>> BEGIN SOURCE MATERIAL
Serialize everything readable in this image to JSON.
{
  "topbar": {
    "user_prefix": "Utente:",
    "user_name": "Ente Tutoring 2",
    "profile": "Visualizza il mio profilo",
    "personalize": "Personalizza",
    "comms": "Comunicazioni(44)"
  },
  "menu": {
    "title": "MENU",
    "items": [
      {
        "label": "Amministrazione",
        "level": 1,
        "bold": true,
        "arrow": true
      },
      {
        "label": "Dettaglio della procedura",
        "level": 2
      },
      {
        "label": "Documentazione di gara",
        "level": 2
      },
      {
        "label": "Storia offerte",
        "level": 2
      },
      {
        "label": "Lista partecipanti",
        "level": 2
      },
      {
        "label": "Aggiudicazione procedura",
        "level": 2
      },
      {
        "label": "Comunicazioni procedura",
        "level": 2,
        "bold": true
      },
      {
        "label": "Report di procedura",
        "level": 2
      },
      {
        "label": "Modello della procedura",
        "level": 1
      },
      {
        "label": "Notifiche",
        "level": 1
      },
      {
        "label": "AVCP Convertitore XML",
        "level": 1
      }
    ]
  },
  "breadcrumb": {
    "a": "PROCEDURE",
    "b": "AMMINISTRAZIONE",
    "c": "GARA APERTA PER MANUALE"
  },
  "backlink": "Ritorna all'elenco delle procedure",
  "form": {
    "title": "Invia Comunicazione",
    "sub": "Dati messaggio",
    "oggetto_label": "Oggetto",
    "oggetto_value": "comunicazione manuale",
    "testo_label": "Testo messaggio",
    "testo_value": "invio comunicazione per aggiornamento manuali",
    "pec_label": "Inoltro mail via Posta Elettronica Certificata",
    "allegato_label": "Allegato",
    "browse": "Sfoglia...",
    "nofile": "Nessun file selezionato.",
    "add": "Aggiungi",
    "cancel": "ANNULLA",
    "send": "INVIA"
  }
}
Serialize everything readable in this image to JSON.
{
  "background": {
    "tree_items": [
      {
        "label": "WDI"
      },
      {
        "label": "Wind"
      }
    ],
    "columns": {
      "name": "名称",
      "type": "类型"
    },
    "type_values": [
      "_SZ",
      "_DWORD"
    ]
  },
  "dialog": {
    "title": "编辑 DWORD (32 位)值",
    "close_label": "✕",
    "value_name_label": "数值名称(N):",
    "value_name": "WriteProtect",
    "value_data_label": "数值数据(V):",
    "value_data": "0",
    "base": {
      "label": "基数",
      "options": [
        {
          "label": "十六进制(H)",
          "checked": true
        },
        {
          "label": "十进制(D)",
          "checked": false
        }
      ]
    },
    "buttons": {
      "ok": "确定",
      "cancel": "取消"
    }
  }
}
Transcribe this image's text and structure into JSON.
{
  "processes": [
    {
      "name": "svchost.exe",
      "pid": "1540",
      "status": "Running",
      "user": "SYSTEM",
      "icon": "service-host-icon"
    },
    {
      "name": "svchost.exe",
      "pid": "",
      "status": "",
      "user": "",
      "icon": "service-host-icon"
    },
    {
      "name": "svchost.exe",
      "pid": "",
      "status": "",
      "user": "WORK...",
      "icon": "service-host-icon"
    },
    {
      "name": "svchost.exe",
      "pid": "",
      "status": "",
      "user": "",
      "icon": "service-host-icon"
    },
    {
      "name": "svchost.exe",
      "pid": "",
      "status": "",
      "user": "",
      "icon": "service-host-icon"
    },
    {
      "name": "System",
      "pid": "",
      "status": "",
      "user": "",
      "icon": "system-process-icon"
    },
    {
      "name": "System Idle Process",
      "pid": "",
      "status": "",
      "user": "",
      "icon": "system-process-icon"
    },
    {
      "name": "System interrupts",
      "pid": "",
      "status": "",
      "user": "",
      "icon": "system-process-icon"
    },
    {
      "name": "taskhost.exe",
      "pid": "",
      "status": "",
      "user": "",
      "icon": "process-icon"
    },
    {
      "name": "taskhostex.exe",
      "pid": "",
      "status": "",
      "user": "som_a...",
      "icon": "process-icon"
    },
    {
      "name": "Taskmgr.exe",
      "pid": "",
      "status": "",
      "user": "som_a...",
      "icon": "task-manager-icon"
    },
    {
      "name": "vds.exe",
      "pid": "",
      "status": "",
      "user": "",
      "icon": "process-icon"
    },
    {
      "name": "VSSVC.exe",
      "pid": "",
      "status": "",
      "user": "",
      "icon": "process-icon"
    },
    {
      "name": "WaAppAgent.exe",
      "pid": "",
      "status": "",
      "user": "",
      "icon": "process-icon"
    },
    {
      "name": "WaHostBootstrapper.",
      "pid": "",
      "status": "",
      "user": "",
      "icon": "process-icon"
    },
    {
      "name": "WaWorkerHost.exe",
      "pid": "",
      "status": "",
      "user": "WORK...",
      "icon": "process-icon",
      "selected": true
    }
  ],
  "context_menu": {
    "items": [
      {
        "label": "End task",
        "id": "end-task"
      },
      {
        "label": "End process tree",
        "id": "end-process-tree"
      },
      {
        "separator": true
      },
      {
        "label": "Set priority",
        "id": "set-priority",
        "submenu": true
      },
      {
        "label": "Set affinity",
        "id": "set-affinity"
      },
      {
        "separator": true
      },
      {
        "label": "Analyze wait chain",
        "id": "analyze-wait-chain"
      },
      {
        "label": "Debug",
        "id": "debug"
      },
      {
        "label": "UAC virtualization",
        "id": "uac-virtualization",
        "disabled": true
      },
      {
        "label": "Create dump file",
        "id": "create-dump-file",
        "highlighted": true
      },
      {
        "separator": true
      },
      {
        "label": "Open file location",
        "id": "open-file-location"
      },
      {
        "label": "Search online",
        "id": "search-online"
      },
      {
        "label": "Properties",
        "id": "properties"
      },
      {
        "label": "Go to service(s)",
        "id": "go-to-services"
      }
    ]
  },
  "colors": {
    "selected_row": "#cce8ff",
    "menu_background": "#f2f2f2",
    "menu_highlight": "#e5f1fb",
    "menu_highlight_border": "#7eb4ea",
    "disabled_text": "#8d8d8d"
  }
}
>> END SOURCE MATERIAL
_WHAT THE TASK ASKS_
Copy each record from above exactly, and include every line.

_EXERCISE RESULT_
Serialize everything readable in this image to JSON.
{
  "topbar": {
    "user_prefix": "Utente:",
    "user_name": "Ente Tutoring 2",
    "profile": "Visualizza il mio profilo",
    "personalize": "Personalizza",
    "comms": "Comunicazioni(44)"
  },
  "menu": {
    "title": "MENU",
    "items": [
      {
        "label": "Amministrazione",
        "level": 1,
        "bold": true,
        "arrow": true
      },
      {
        "label": "Dettaglio della procedura",
        "level": 2
      },
      {
        "label": "Documentazione di gara",
        "level": 2
      },
      {
        "label": "Storia offerte",
        "level": 2
      },
      {
        "label": "Lista partecipanti",
        "level": 2
      },
      {
        "label": "Aggiudicazione procedura",
        "level": 2
      },
      {
        "label": "Comunicazioni procedura",
        "level": 2,
        "bold": true
      },
      {
        "label": "Report di procedura",
        "level": 2
      },
      {
        "label": "Modello della procedura",
        "level": 1
      },
      {
        "label": "Notifiche",
        "level": 1
      },
      {
        "label": "AVCP Convertitore XML",
        "level": 1
      }
    ]
  },
  "breadcrumb": {
    "a": "PROCEDURE",
    "b": "AMMINISTRAZIONE",
    "c": "GARA APERTA PER MANUALE"
  },
  "backlink": "Ritorna all'elenco delle procedure",
  "form": {
    "title": "Invia Comunicazione",
    "sub": "Dati messaggio",
    "oggetto_label": "Oggetto",
    "oggetto_value": "comunicazione manuale",
    "testo_label": "Testo messaggio",
    "testo_value": "invio comunicazione per aggiornamento manuali",
    "pec_label": "Inoltro mail via Posta Elettronica Certificata",
    "allegato_label": "Allegato",
    "browse": "Sfoglia...",
    "nofile": "Nessun file selezionato.",
    "add": "Aggiungi",
    "cancel": "ANNULLA",
    "send": "INVIA"
  }
}
Serialize everything readable in this image to JSON.
{
  "background": {
    "tree_items": [
      {
        "label": "WDI"
      },
      {
        "label": "Wind"
      }
    ],
    "columns": {
      "name": "名称",
      "type": "类型"
    },
    "type_values": [
      "_SZ",
      "_DWORD"
    ]
  },
  "dialog": {
    "title": "编辑 DWORD (32 位)值",
    "close_label": "✕",
    "value_name_label": "数值名称(N):",
    "value_name": "WriteProtect",
    "value_data_label": "数值数据(V):",
    "value_data": "0",
    "base": {
      "label": "基数",
      "options": [
        {
          "label": "十六进制(H)",
          "checked": true
        },
        {
          "label": "十进制(D)",
          "checked": false
        }
      ]
    },
    "buttons": {
      "ok": "确定",
      "cancel": "取消"
    }
  }
}
Transcribe this image's text and structure into JSON.
{
  "processes": [
    {
      "name": "svchost.exe",
      "pid": "1540",
      "status": "Running",
      "user": "SYSTEM",
      "icon": "service-host-icon"
    },
    {
      "name": "svchost.exe",
      "pid": "",
      "status": "",
      "user": "",
      "icon": "service-host-icon"
    },
    {
      "name": "svchost.exe",
      "pid": "",
      "status": "",
      "user": "WORK...",
      "icon": "service-host-icon"
    },
    {
      "name": "svchost.exe",
      "pid": "",
      "status": "",
      "user": "",
      "icon": "service-host-icon"
    },
    {
      "name": "svchost.exe",
      "pid": "",
      "status": "",
      "user": "",
      "icon": "service-host-icon"
    },
    {
      "name": "System",
      "pid": "",
      "status": "",
      "user": "",
      "icon": "system-process-icon"
    },
    {
      "name": "System Idle Process",
      "pid": "",
      "status": "",
      "user": "",
      "icon": "system-process-icon"
    },
    {
      "name": "System interrupts",
      "pid": "",
      "status": "",
      "user": "",
      "icon": "system-process-icon"
    },
    {
      "name": "taskhost.exe",
      "pid": "",
      "status": "",
      "user": "",
      "icon": "process-icon"
    },
    {
      "name": "taskhostex.exe",
      "pid": "",
      "status": "",
      "user": "som_a...",
      "icon": "process-icon"
    },
    {
      "name": "Taskmgr.exe",
      "pid": "",
      "status": "",
      "user": "som_a...",
      "icon": "task-manager-icon"
    },
    {
      "name": "vds.exe",
      "pid": "",
      "status": "",
      "user": "",
      "icon": "process-icon"
    },
    {
      "name": "VSSVC.exe",
      "pid": "",
      "status": "",
      "user": "",
      "icon": "process-icon"
    },
    {
      "name": "WaAppAgent.exe",
      "pid": "",
      "status": "",
      "user": "",
      "icon": "process-icon"
    },
    {
      "name": "WaHostBootstrapper.",
      "pid": "",
      "status": "",
      "user": "",
      "icon": "process-icon"
    },
    {
      "name": "WaWorkerHost.exe",
      "pid": "",
      "status": "",
      "user": "WORK...",
      "icon": "process-icon",
      "selected": true
    }
  ],
  "context_menu": {
    "items": [
      {
        "label": "End task",
        "id": "end-task"
      },
      {
        "label": "End process tree",
        "id": "end-process-tree"
      },
      {
        "separator": true
      },
      {
        "label": "Set priority",
        "id": "set-priority",
        "submenu": true
      },
      {
        "label": "Set affinity",
        "id": "set-affinity"
      },
      {
        "separator": true
      },
      {
        "label": "Analyze wait chain",
        "id": "analyze-wait-chain"
      },
      {
        "label": "Debug",
        "id": "debug"
      },
      {
        "label": "UAC virtualization",
        "id": "uac-virtualization",
        "disabled": true
      },
      {
        "label": "Create dump file",
        "id": "create-dump-file",
        "highlighted": true
      },
      {
        "separator": true
      },
      {
        "label": "Open file location",
        "id": "open-file-location"
      },
      {
        "label": "Search online",
        "id": "search-online"
      },
      {
        "label": "Properties",
        "id": "properties"
      },
      {
        "label": "Go to service(s)",
        "id": "go-to-services"
      }
    ]
  },
  "colors": {
    "selected_row": "#cce8ff",
    "menu_background": "#f2f2f2",
    "menu_highlight": "#e5f1fb",
    "menu_highlight_border": "#7eb4ea",
    "disabled_text": "#8d8d8d"
  }
}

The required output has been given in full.